*Problem statement*
Your job is to retype all of the data word for word, leaving every image out.

[START Rows]

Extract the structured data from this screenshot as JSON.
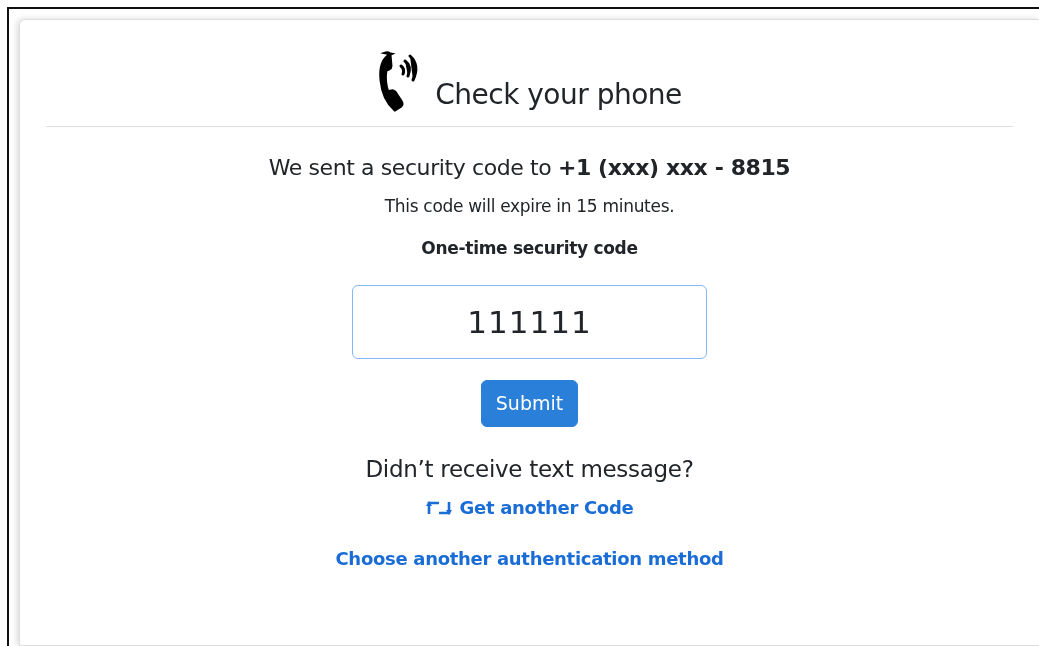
{
  "header": {
    "title": "Check your phone"
  },
  "message": "We sent a security code to **+1 (xxx) xxx - 8815**",
  "expiry": "This code will expire in 15 minutes.",
  "code_field": {
    "label": "One-time security code",
    "value": "111111",
    "focused": true
  },
  "submit_button": "Submit",
  "resend_prompt": "Didn’t receive text message?",
  "links": [
    {
      "kind": "resend",
      "label": "Get another Code"
    },
    {
      "kind": "plain",
      "label": "Choose another authentication method"
    }
  ]
}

[END Rows]

*Response to the exercise*
Extract the structured data from this screenshot as JSON.
{
  "header": {
    "title": "Check your phone"
  },
  "message": "We sent a security code to **+1 (xxx) xxx - 8815**",
  "expiry": "This code will expire in 15 minutes.",
  "code_field": {
    "label": "One-time security code",
    "value": "111111",
    "focused": true
  },
  "submit_button": "Submit",
  "resend_prompt": "Didn’t receive text message?",
  "links": [
    {
      "kind": "resend",
      "label": "Get another Code"
    },
    {
      "kind": "plain",
      "label": "Choose another authentication method"
    }
  ]
}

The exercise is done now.